AIM: Transcribe the records that follow in their entirety, omitting any pictures.

INFORMATION SHOWN:
..............................

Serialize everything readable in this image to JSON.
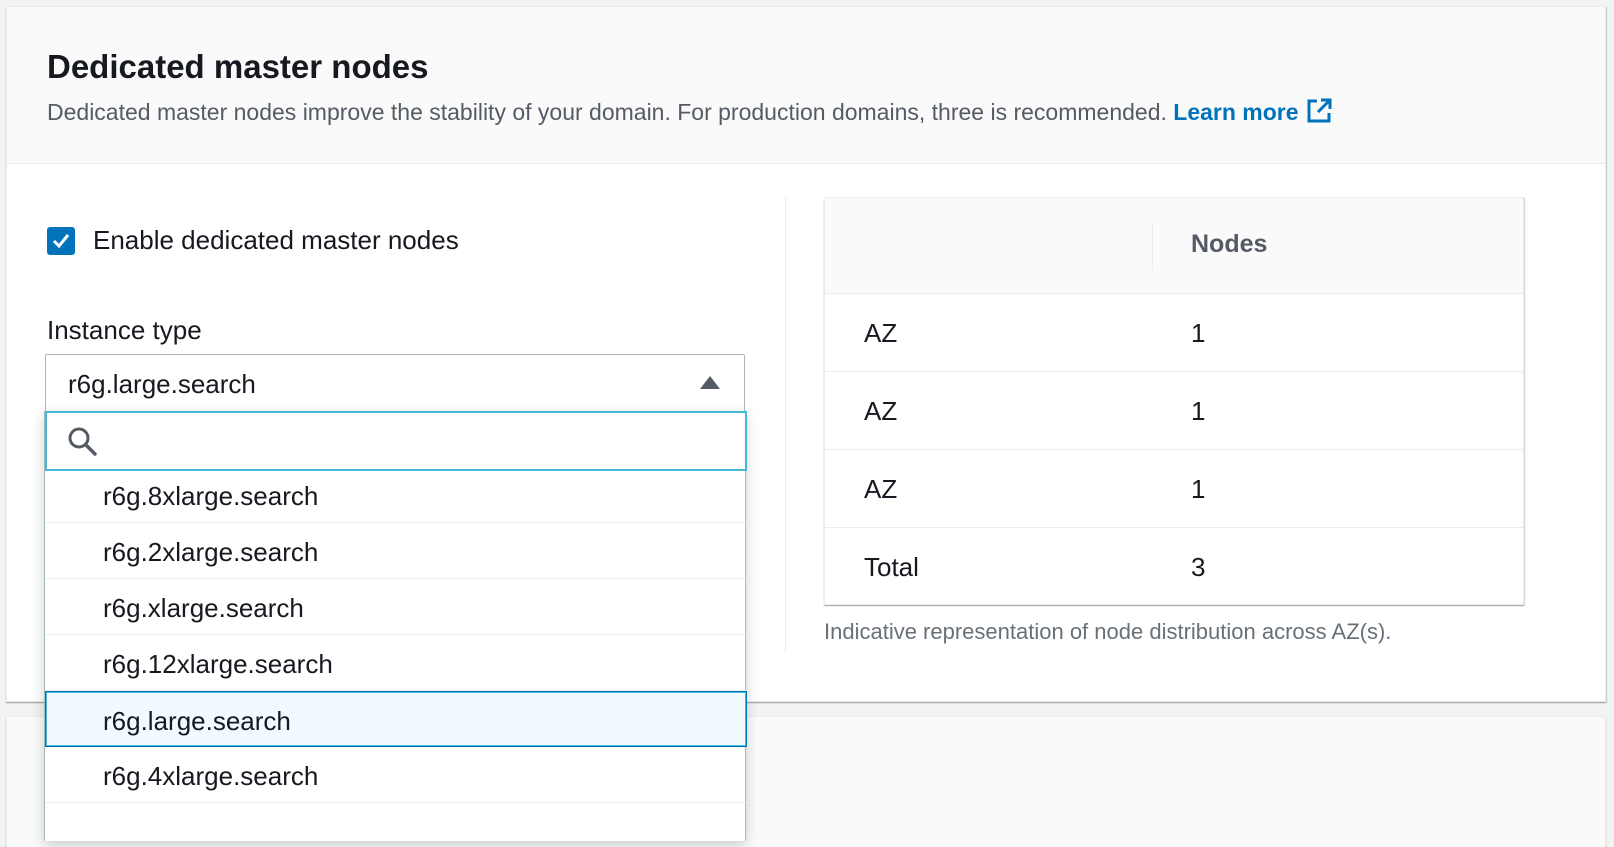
{
  "section": {
    "title": "Dedicated master nodes",
    "description": "Dedicated master nodes improve the stability of your domain. For production domains, three is recommended.",
    "learn_more": "Learn more"
  },
  "enable_checkbox": {
    "label": "Enable dedicated master nodes",
    "checked": true
  },
  "instance_type": {
    "label": "Instance type",
    "selected": "r6g.large.search",
    "search_placeholder": "",
    "options": [
      "r6g.8xlarge.search",
      "r6g.2xlarge.search",
      "r6g.xlarge.search",
      "r6g.12xlarge.search",
      "r6g.large.search",
      "r6g.4xlarge.search"
    ]
  },
  "distribution_table": {
    "column_header": "Nodes",
    "rows": [
      {
        "label": "AZ",
        "nodes": "1"
      },
      {
        "label": "AZ",
        "nodes": "1"
      },
      {
        "label": "AZ",
        "nodes": "1"
      },
      {
        "label": "Total",
        "nodes": "3"
      }
    ],
    "caption": "Indicative representation of node distribution across AZ(s)."
  },
  "colors": {
    "accent": "#0073bb",
    "focus": "#44b9d6",
    "selected_bg": "#f1faff"
  }
}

..............................

WRITTEN RESPONSE:
Serialize everything readable in this image to JSON.
{
  "section": {
    "title": "Dedicated master nodes",
    "description": "Dedicated master nodes improve the stability of your domain. For production domains, three is recommended.",
    "learn_more": "Learn more"
  },
  "enable_checkbox": {
    "label": "Enable dedicated master nodes",
    "checked": true
  },
  "instance_type": {
    "label": "Instance type",
    "selected": "r6g.large.search",
    "search_placeholder": "",
    "options": [
      "r6g.8xlarge.search",
      "r6g.2xlarge.search",
      "r6g.xlarge.search",
      "r6g.12xlarge.search",
      "r6g.large.search",
      "r6g.4xlarge.search"
    ]
  },
  "distribution_table": {
    "column_header": "Nodes",
    "rows": [
      {
        "label": "AZ",
        "nodes": "1"
      },
      {
        "label": "AZ",
        "nodes": "1"
      },
      {
        "label": "AZ",
        "nodes": "1"
      },
      {
        "label": "Total",
        "nodes": "3"
      }
    ],
    "caption": "Indicative representation of node distribution across AZ(s)."
  },
  "colors": {
    "accent": "#0073bb",
    "focus": "#44b9d6",
    "selected_bg": "#f1faff"
  }
}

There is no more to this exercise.